Exercise brief ▸
Pull out the lines of the listing from its very first line through the line that contains "question-number: 11.: [228, 646, 270, 685]", including both ends, and reproduce them unchanged.

====== Supplied data

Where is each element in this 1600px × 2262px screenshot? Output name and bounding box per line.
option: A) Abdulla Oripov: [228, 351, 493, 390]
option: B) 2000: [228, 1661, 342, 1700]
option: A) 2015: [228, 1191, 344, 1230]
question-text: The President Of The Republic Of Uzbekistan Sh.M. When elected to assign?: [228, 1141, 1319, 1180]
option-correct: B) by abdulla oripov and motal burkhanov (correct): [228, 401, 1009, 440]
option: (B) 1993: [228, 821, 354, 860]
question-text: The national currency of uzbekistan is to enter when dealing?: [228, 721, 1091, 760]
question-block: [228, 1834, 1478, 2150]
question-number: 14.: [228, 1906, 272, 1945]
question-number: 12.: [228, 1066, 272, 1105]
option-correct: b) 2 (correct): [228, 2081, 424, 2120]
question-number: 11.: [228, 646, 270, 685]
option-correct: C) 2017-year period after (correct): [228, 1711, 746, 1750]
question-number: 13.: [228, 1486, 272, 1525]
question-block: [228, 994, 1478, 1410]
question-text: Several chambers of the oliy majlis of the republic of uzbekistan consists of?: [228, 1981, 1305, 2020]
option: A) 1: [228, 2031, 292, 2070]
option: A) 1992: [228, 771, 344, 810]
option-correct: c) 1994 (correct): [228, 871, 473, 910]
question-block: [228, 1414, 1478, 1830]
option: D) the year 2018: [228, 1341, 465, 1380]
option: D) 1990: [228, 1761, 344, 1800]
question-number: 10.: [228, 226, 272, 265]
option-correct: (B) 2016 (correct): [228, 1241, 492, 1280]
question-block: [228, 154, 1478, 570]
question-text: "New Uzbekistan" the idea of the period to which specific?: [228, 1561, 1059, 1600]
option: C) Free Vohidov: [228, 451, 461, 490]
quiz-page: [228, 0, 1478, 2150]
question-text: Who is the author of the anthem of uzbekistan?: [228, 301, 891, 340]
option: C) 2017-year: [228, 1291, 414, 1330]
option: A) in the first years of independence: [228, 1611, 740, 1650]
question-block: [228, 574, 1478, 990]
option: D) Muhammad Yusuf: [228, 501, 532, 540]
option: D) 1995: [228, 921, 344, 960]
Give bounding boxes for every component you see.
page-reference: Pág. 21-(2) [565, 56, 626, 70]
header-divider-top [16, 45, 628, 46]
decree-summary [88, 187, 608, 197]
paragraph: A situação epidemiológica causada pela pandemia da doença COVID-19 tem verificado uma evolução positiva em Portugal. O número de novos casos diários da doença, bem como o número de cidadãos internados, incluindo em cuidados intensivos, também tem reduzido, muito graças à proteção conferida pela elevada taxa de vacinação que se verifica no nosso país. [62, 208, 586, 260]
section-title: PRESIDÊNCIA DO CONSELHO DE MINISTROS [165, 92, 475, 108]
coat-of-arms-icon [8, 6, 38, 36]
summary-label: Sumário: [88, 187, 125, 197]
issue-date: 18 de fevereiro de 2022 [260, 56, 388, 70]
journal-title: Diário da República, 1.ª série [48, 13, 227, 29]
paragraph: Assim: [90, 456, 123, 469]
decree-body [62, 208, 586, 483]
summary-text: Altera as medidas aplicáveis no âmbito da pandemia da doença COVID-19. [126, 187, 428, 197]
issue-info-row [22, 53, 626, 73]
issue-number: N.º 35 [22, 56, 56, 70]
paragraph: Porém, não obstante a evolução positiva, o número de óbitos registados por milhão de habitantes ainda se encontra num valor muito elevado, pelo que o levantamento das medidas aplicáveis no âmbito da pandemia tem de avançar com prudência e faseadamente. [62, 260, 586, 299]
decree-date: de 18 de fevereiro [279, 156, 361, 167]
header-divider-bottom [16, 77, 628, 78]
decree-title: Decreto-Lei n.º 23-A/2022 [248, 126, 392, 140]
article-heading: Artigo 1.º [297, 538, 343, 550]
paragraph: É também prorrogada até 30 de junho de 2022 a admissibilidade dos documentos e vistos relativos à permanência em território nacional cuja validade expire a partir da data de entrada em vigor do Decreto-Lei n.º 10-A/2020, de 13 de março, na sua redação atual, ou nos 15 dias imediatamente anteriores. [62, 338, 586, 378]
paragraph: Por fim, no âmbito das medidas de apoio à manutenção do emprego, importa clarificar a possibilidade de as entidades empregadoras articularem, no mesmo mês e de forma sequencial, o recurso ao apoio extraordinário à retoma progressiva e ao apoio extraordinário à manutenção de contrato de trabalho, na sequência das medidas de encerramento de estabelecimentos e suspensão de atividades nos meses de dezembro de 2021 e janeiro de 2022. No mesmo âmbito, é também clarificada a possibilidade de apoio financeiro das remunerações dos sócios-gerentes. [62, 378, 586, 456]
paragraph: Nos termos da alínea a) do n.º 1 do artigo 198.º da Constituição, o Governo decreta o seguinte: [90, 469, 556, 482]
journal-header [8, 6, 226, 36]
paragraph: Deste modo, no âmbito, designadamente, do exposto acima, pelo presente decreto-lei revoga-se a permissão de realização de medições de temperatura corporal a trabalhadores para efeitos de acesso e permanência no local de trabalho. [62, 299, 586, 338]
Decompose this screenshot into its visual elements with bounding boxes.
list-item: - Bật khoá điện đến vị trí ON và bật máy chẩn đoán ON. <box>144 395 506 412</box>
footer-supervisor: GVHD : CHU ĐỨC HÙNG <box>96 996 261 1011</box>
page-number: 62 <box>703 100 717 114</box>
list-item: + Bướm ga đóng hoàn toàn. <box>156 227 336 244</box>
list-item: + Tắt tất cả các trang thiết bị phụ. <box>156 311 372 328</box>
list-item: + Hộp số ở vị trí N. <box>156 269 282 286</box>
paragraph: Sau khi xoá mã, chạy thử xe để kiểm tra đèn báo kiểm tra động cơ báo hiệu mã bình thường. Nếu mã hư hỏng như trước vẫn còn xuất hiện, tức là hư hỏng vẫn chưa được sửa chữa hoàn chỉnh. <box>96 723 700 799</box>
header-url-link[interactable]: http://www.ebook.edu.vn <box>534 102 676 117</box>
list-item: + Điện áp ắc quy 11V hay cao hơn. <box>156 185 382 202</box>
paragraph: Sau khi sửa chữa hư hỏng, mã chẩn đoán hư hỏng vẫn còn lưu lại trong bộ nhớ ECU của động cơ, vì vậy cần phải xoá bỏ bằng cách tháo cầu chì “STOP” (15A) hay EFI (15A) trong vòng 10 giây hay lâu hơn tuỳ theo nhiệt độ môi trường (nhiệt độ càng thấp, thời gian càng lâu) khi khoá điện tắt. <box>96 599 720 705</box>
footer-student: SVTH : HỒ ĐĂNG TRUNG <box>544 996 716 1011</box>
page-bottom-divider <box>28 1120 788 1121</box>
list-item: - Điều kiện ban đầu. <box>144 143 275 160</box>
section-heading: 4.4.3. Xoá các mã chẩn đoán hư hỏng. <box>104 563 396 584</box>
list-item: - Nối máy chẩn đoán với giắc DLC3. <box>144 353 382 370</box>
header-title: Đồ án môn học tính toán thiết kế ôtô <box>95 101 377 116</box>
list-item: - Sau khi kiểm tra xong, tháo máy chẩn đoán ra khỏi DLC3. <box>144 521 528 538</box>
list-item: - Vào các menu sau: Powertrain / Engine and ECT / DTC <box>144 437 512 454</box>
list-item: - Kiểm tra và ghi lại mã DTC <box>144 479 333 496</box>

============

Result of the exercise ▸
Where is each element in this 1600px × 2262px screenshot? Output name and bounding box per line.
option: A) Abdulla Oripov: [228, 351, 493, 390]
option: B) 2000: [228, 1661, 342, 1700]
option: A) 2015: [228, 1191, 344, 1230]
question-text: The President Of The Republic Of Uzbekistan Sh.M. When elected to assign?: [228, 1141, 1319, 1180]
option-correct: B) by abdulla oripov and motal burkhanov (correct): [228, 401, 1009, 440]
option: (B) 1993: [228, 821, 354, 860]
question-text: The national currency of uzbekistan is to enter when dealing?: [228, 721, 1091, 760]
question-block: [228, 1834, 1478, 2150]
question-number: 14.: [228, 1906, 272, 1945]
question-number: 12.: [228, 1066, 272, 1105]
option-correct: b) 2 (correct): [228, 2081, 424, 2120]
question-number: 11.: [228, 646, 270, 685]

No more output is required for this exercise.